→ **Aim**
Select the lines of the records containing the word "惠来期末" and list them.

--- Start of Data section ---

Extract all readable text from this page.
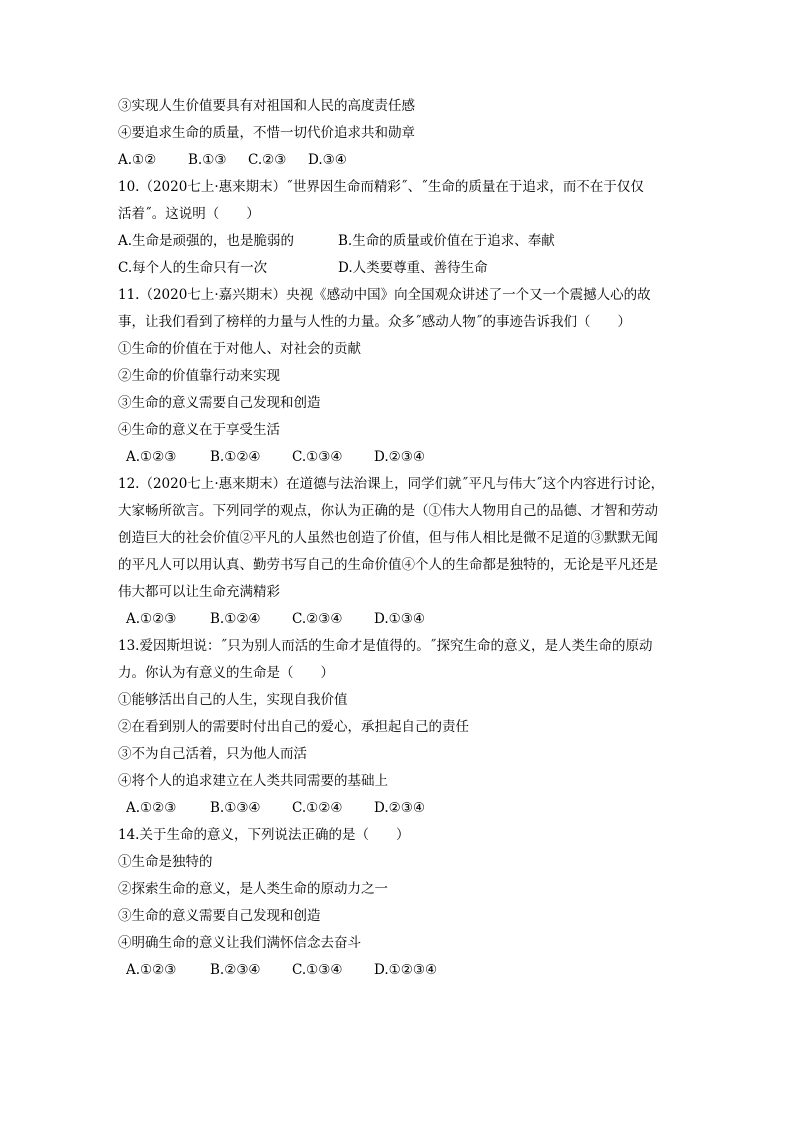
③实现人生价值要具有对祖国和人民的高度责任感
④要追求生命的质量，不惜一切代价追求共和勋章
A.①②	B.①③	C.②③	D.③④
10.（2020七上·惠来期末）˝世界因生命而精彩˝、˝生命的质量在于追求，而不在于仅仅
活着˝。这说明（　　）
A.生命是顽强的，也是脆弱的	B.生命的质量或价值在于追求、奉献
C.每个人的生命只有一次	D.人类要尊重、善待生命
11.（2020七上·嘉兴期末）央视《感动中国》向全国观众讲述了一个又一个震撼人心的故
事，让我们看到了榜样的力量与人性的力量。众多˝感动人物˝的事迹告诉我们（　　）
①生命的价值在于对他人、对社会的贡献
②生命的价值靠行动来实现
③生命的意义需要自己发现和创造
④生命的意义在于享受生活
A.①②③	B.①②④	C.①③④	D.②③④
12.（2020七上·惠来期末）在道德与法治课上，同学们就˝平凡与伟大˝这个内容进行讨论，
大家畅所欲言。下列同学的观点，你认为正确的是（①伟大人物用自己的品德、才智和劳动
创造巨大的社会价值②平凡的人虽然也创造了价值，但与伟人相比是微不足道的③默默无闻
的平凡人可以用认真、勤劳书写自己的生命价值④个人的生命都是独特的，无论是平凡还是
伟大都可以让生命充满精彩
A.①②③	B.①②④	C.②③④	D.①③④
13.爱因斯坦说：˝只为别人而活的生命才是值得的。˝探究生命的意义，是人类生命的原动
力。你认为有意义的生命是（　　）
①能够活出自己的人生，实现自我价值
②在看到别人的需要时付出自己的爱心，承担起自己的责任
③不为自己活着，只为他人而活
④将个人的追求建立在人类共同需要的基础上
A.①②③	B.①③④	C.①②④	D.②③④
14.关于生命的意义，下列说法正确的是（　　）
①生命是独特的
②探索生命的意义，是人类生命的原动力之一
③生命的意义需要自己发现和创造
④明确生命的意义让我们满怀信念去奋斗
A.①②③	B.②③④	C.①③④	D.①②③④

--- End of Data section ---

→ **Expected output**
10.（2020七上·惠来期末）˝世界因生命而精彩˝、˝生命的质量在于追求，而不在于仅仅
12.（2020七上·惠来期末）在道德与法治课上，同学们就˝平凡与伟大˝这个内容进行讨论，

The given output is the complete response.